(Stored data)
━━━━━━━━━━━━━━━━━━━━━━━━━━━━━━

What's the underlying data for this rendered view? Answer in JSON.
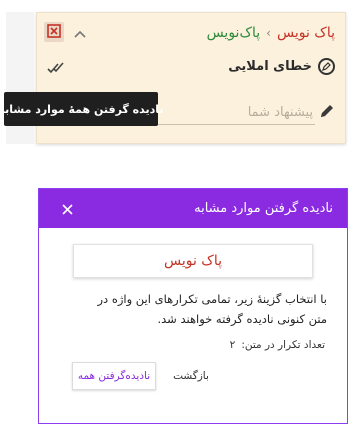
{
  "suggestion_card": {
    "breadcrumb": {
      "original_word": "پاک نویس",
      "separator": "›",
      "suggested_word": "پاک‌نویس"
    },
    "rule_label": "خطای املایی",
    "suggest_placeholder": "پیشنهاد شما",
    "tooltip": "نادیده گرفتن همهٔ موارد مشابه",
    "icons": [
      "ignore-icon",
      "chevron-up-icon",
      "check-circle-icon",
      "double-check-icon",
      "pencil-icon"
    ]
  },
  "dialog": {
    "title": "نادیده گرفتن موارد مشابه",
    "close_icon": "close-icon",
    "word": "پاک نویس",
    "description": "با انتخاب گزینهٔ زیر، تمامی تکرارهای این واژه در متن کنونی نادیده گرفته خواهند شد.",
    "count_label": "تعداد تکرار در متن:",
    "count_value": "۲",
    "ignore_all_label": "نادیده‌گرفتن همه",
    "back_label": "بازگشت"
  },
  "colors": {
    "accent_purple": "#8a2be2",
    "error_red": "#c43326",
    "success_green": "#2e8a3a",
    "card_bg": "#fbf1dd"
  }
}
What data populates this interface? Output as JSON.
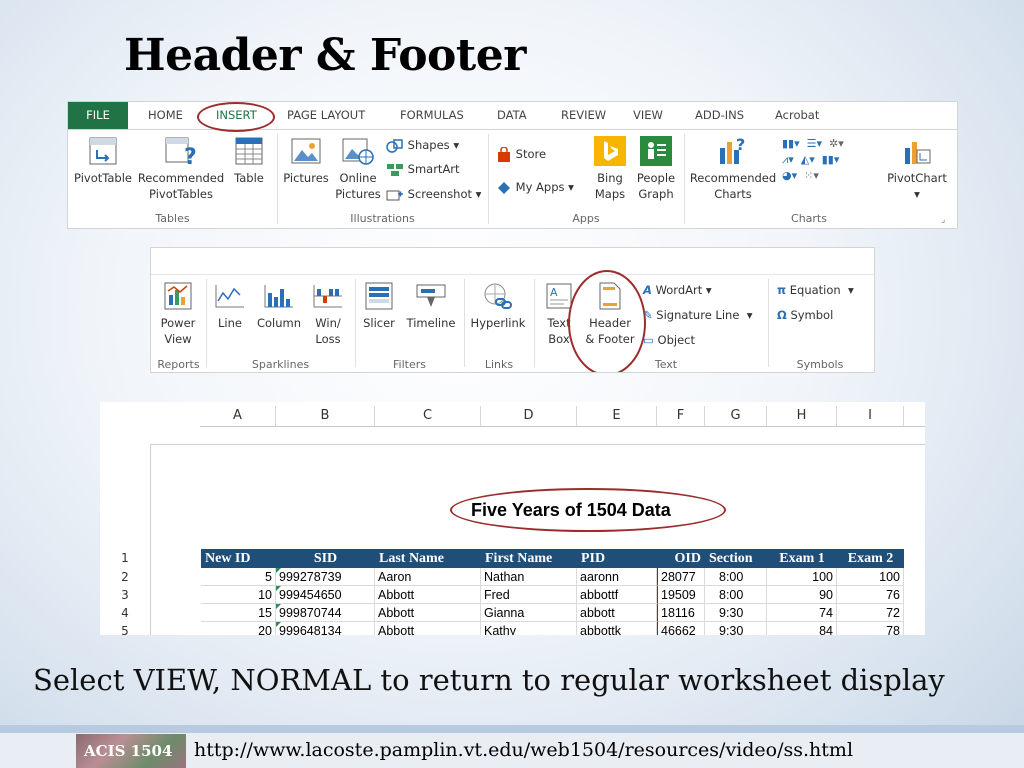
{
  "slide": {
    "title": "Header & Footer",
    "caption": "Select VIEW, NORMAL to return to regular worksheet display",
    "footer_logo": "ACIS 1504",
    "footer_url": "http://www.lacoste.pamplin.vt.edu/web1504/resources/video/ss.html"
  },
  "ribbon_tabs": [
    "FILE",
    "HOME",
    "INSERT",
    "PAGE LAYOUT",
    "FORMULAS",
    "DATA",
    "REVIEW",
    "VIEW",
    "ADD-INS",
    "Acrobat"
  ],
  "ribbon1": {
    "pivottable": "PivotTable",
    "recommended_pivot": [
      "Recommended",
      "PivotTables"
    ],
    "table": "Table",
    "pictures": "Pictures",
    "online_pictures": [
      "Online",
      "Pictures"
    ],
    "shapes": "Shapes",
    "smartart": "SmartArt",
    "screenshot": "Screenshot",
    "store": "Store",
    "my_apps": "My Apps",
    "bing_maps": [
      "Bing",
      "Maps"
    ],
    "people_graph": [
      "People",
      "Graph"
    ],
    "recommended_charts": [
      "Recommended",
      "Charts"
    ],
    "pivotchart": "PivotChart",
    "groups": [
      "Tables",
      "Illustrations",
      "Apps",
      "Charts"
    ]
  },
  "ribbon2": {
    "power_view": [
      "Power",
      "View"
    ],
    "line": "Line",
    "column": "Column",
    "winloss": [
      "Win/",
      "Loss"
    ],
    "slicer": "Slicer",
    "timeline": "Timeline",
    "hyperlink": "Hyperlink",
    "text_box": [
      "Text",
      "Box"
    ],
    "header_footer": [
      "Header",
      "& Footer"
    ],
    "wordart": "WordArt",
    "signature_line": "Signature Line",
    "object": "Object",
    "equation": "Equation",
    "symbol": "Symbol",
    "groups": [
      "Reports",
      "Sparklines",
      "Filters",
      "Links",
      "Text",
      "Symbols"
    ]
  },
  "sheet": {
    "columns": [
      "A",
      "B",
      "C",
      "D",
      "E",
      "F",
      "G",
      "H",
      "I"
    ],
    "title": "Five Years of 1504 Data",
    "row_numbers": [
      "1",
      "2",
      "3",
      "4",
      "5"
    ],
    "headers": [
      "New ID",
      "SID",
      "Last Name",
      "First Name",
      "PID",
      "OID",
      "Section",
      "Exam 1",
      "Exam 2"
    ],
    "rows": [
      [
        "5",
        "999278739",
        "Aaron",
        "Nathan",
        "aaronn",
        "28077",
        "8:00",
        "100",
        "100"
      ],
      [
        "10",
        "999454650",
        "Abbott",
        "Fred",
        "abbottf",
        "19509",
        "8:00",
        "90",
        "76"
      ],
      [
        "15",
        "999870744",
        "Abbott",
        "Gianna",
        "abbott",
        "18116",
        "9:30",
        "74",
        "72"
      ],
      [
        "20",
        "999648134",
        "Abbott",
        "Kathy",
        "abbottk",
        "46662",
        "9:30",
        "84",
        "78"
      ]
    ]
  },
  "colors": {
    "excel_green": "#217346",
    "highlight_ring": "#9b2d2d",
    "table_header": "#1f4e79"
  }
}
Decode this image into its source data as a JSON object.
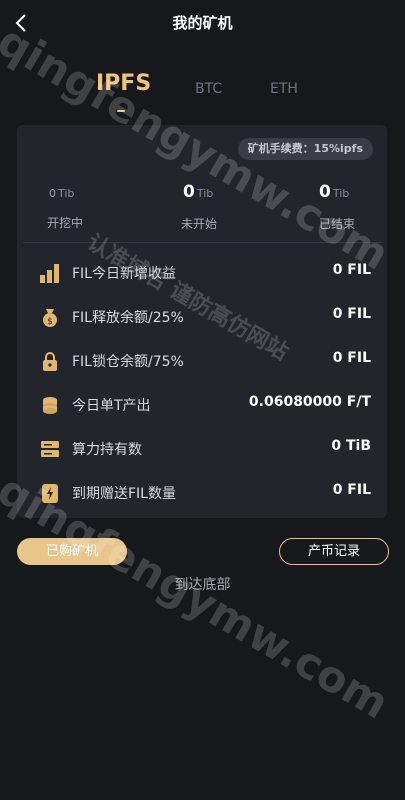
{
  "header": {
    "title": "我的矿机"
  },
  "tabs": [
    {
      "label": "IPFS"
    },
    {
      "label": "BTC"
    },
    {
      "label": "ETH"
    }
  ],
  "card": {
    "fee": "矿机手续费：15%ipfs",
    "stats": [
      {
        "value": "0",
        "unit": "Tib",
        "label": "开挖中"
      },
      {
        "value": "0",
        "unit": "Tib",
        "label": "未开始"
      },
      {
        "value": "0",
        "unit": "Tib",
        "label": "已结束"
      }
    ],
    "rows": [
      {
        "icon": "bar-chart-icon",
        "label": "FIL今日新增收益",
        "value": "0 FIL"
      },
      {
        "icon": "money-bag-icon",
        "label": "FIL释放余额/25%",
        "value": "0 FIL"
      },
      {
        "icon": "lock-icon",
        "label": "FIL锁仓余额/75%",
        "value": "0 FIL"
      },
      {
        "icon": "coin-stack-icon",
        "label": "今日单T产出",
        "value": "0.06080000 F/T"
      },
      {
        "icon": "server-icon",
        "label": "算力持有数",
        "value": "0 TiB"
      },
      {
        "icon": "gift-icon",
        "label": "到期赠送FIL数量",
        "value": "0 FIL"
      }
    ]
  },
  "actions": {
    "purchased": "已购矿机",
    "records": "产币记录"
  },
  "footer": {
    "end_text": "到达底部"
  },
  "watermarks": {
    "site_a": "qingfengymw.com",
    "site_b": "认准域名 谨防高仿网站"
  },
  "colors": {
    "background": "#17181c",
    "card": "#23252d",
    "accent": "#f2c37a"
  }
}
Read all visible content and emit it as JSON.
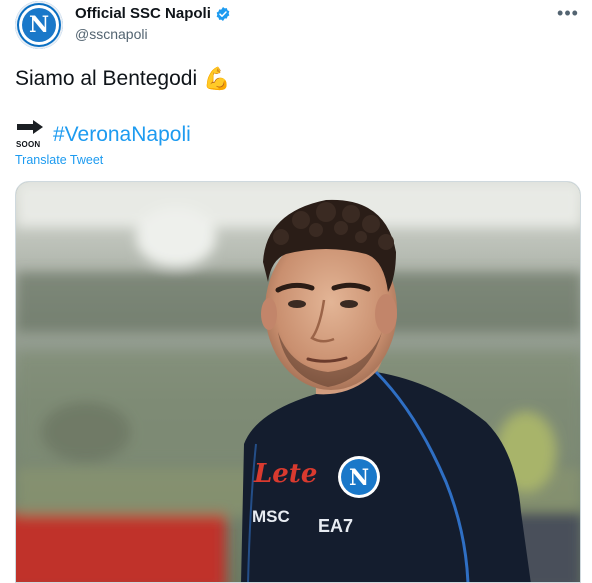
{
  "tweet": {
    "display_name": "Official SSC Napoli",
    "handle": "@sscnapoli",
    "verified": true,
    "avatar_letter": "N",
    "more_label": "•••",
    "text": "Siamo al Bentegodi",
    "emoji": "💪",
    "soon_label": "SOON",
    "hashtag": "#VeronaNapoli",
    "translate_label": "Translate Tweet"
  },
  "media": {
    "jersey_sponsor": "Lete",
    "jersey_brand": "MSC",
    "jersey_maker": "EA7",
    "badge_letter": "N"
  },
  "colors": {
    "link": "#1d9bf0",
    "text": "#0f1419",
    "secondary": "#536471",
    "napoli_blue": "#1a78c9"
  }
}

━━━━━━━━━━━━━━━━━━━━━━━━━━━━━━

■ DIRECTIVE
Reproduce the listing word for word and omit its pictures.

■ THE ANSWER
What's the underlying data for this rendered view? Answer in JSON.
{
  "suggestion_card": {
    "breadcrumb": {
      "original_word": "پاک نویس",
      "separator": "›",
      "suggested_word": "پاک‌نویس"
    },
    "rule_label": "خطای املایی",
    "suggest_placeholder": "پیشنهاد شما",
    "tooltip": "نادیده گرفتن همهٔ موارد مشابه",
    "icons": [
      "ignore-icon",
      "chevron-up-icon",
      "check-circle-icon",
      "double-check-icon",
      "pencil-icon"
    ]
  },
  "dialog": {
    "title": "نادیده گرفتن موارد مشابه",
    "close_icon": "close-icon",
    "word": "پاک نویس",
    "description": "با انتخاب گزینهٔ زیر، تمامی تکرارهای این واژه در متن کنونی نادیده گرفته خواهند شد.",
    "count_label": "تعداد تکرار در متن:",
    "count_value": "۲",
    "ignore_all_label": "نادیده‌گرفتن همه",
    "back_label": "بازگشت"
  },
  "colors": {
    "accent_purple": "#8a2be2",
    "error_red": "#c43326",
    "success_green": "#2e8a3a",
    "card_bg": "#fbf1dd"
  }
}
What data populates this interface? Output as JSON.
{
  "slide": {
    "title": "Header & Footer",
    "caption": "Select VIEW, NORMAL to return to regular worksheet display",
    "footer_logo": "ACIS 1504",
    "footer_url": "http://www.lacoste.pamplin.vt.edu/web1504/resources/video/ss.html"
  },
  "ribbon_tabs": [
    "FILE",
    "HOME",
    "INSERT",
    "PAGE LAYOUT",
    "FORMULAS",
    "DATA",
    "REVIEW",
    "VIEW",
    "ADD-INS",
    "Acrobat"
  ],
  "ribbon1": {
    "pivottable": "PivotTable",
    "recommended_pivot": [
      "Recommended",
      "PivotTables"
    ],
    "table": "Table",
    "pictures": "Pictures",
    "online_pictures": [
      "Online",
      "Pictures"
    ],
    "shapes": "Shapes",
    "smartart": "SmartArt",
    "screenshot": "Screenshot",
    "store": "Store",
    "my_apps": "My Apps",
    "bing_maps": [
      "Bing",
      "Maps"
    ],
    "people_graph": [
      "People",
      "Graph"
    ],
    "recommended_charts": [
      "Recommended",
      "Charts"
    ],
    "pivotchart": "PivotChart",
    "groups": [
      "Tables",
      "Illustrations",
      "Apps",
      "Charts"
    ]
  },
  "ribbon2": {
    "power_view": [
      "Power",
      "View"
    ],
    "line": "Line",
    "column": "Column",
    "winloss": [
      "Win/",
      "Loss"
    ],
    "slicer": "Slicer",
    "timeline": "Timeline",
    "hyperlink": "Hyperlink",
    "text_box": [
      "Text",
      "Box"
    ],
    "header_footer": [
      "Header",
      "& Footer"
    ],
    "wordart": "WordArt",
    "signature_line": "Signature Line",
    "object": "Object",
    "equation": "Equation",
    "symbol": "Symbol",
    "groups": [
      "Reports",
      "Sparklines",
      "Filters",
      "Links",
      "Text",
      "Symbols"
    ]
  },
  "sheet": {
    "columns": [
      "A",
      "B",
      "C",
      "D",
      "E",
      "F",
      "G",
      "H",
      "I"
    ],
    "title": "Five Years of 1504 Data",
    "row_numbers": [
      "1",
      "2",
      "3",
      "4",
      "5"
    ],
    "headers": [
      "New ID",
      "SID",
      "Last Name",
      "First Name",
      "PID",
      "OID",
      "Section",
      "Exam 1",
      "Exam 2"
    ],
    "rows": [
      [
        "5",
        "999278739",
        "Aaron",
        "Nathan",
        "aaronn",
        "28077",
        "8:00",
        "100",
        "100"
      ],
      [
        "10",
        "999454650",
        "Abbott",
        "Fred",
        "abbottf",
        "19509",
        "8:00",
        "90",
        "76"
      ],
      [
        "15",
        "999870744",
        "Abbott",
        "Gianna",
        "abbott",
        "18116",
        "9:30",
        "74",
        "72"
      ],
      [
        "20",
        "999648134",
        "Abbott",
        "Kathy",
        "abbottk",
        "46662",
        "9:30",
        "84",
        "78"
      ]
    ]
  },
  "colors": {
    "excel_green": "#217346",
    "highlight_ring": "#9b2d2d",
    "table_header": "#1f4e79"
  }
}
Decode this image into its source data as a JSON object.
{
  "header": {
    "title": "我的矿机"
  },
  "tabs": [
    {
      "label": "IPFS"
    },
    {
      "label": "BTC"
    },
    {
      "label": "ETH"
    }
  ],
  "card": {
    "fee": "矿机手续费：15%ipfs",
    "stats": [
      {
        "value": "0",
        "unit": "Tib",
        "label": "开挖中"
      },
      {
        "value": "0",
        "unit": "Tib",
        "label": "未开始"
      },
      {
        "value": "0",
        "unit": "Tib",
        "label": "已结束"
      }
    ],
    "rows": [
      {
        "icon": "bar-chart-icon",
        "label": "FIL今日新增收益",
        "value": "0 FIL"
      },
      {
        "icon": "money-bag-icon",
        "label": "FIL释放余额/25%",
        "value": "0 FIL"
      },
      {
        "icon": "lock-icon",
        "label": "FIL锁仓余额/75%",
        "value": "0 FIL"
      },
      {
        "icon": "coin-stack-icon",
        "label": "今日单T产出",
        "value": "0.06080000 F/T"
      },
      {
        "icon": "server-icon",
        "label": "算力持有数",
        "value": "0 TiB"
      },
      {
        "icon": "gift-icon",
        "label": "到期赠送FIL数量",
        "value": "0 FIL"
      }
    ]
  },
  "actions": {
    "purchased": "已购矿机",
    "records": "产币记录"
  },
  "footer": {
    "end_text": "到达底部"
  },
  "watermarks": {
    "site_a": "qingfengymw.com",
    "site_b": "认准域名 谨防高仿网站"
  },
  "colors": {
    "background": "#17181c",
    "card": "#23252d",
    "accent": "#f2c37a"
  }
}
Read all visible content and emit it as JSON.
{
  "tweet": {
    "display_name": "Official SSC Napoli",
    "handle": "@sscnapoli",
    "verified": true,
    "avatar_letter": "N",
    "more_label": "•••",
    "text": "Siamo al Bentegodi",
    "emoji": "💪",
    "soon_label": "SOON",
    "hashtag": "#VeronaNapoli",
    "translate_label": "Translate Tweet"
  },
  "media": {
    "jersey_sponsor": "Lete",
    "jersey_brand": "MSC",
    "jersey_maker": "EA7",
    "badge_letter": "N"
  },
  "colors": {
    "link": "#1d9bf0",
    "text": "#0f1419",
    "secondary": "#536471",
    "napoli_blue": "#1a78c9"
  }
}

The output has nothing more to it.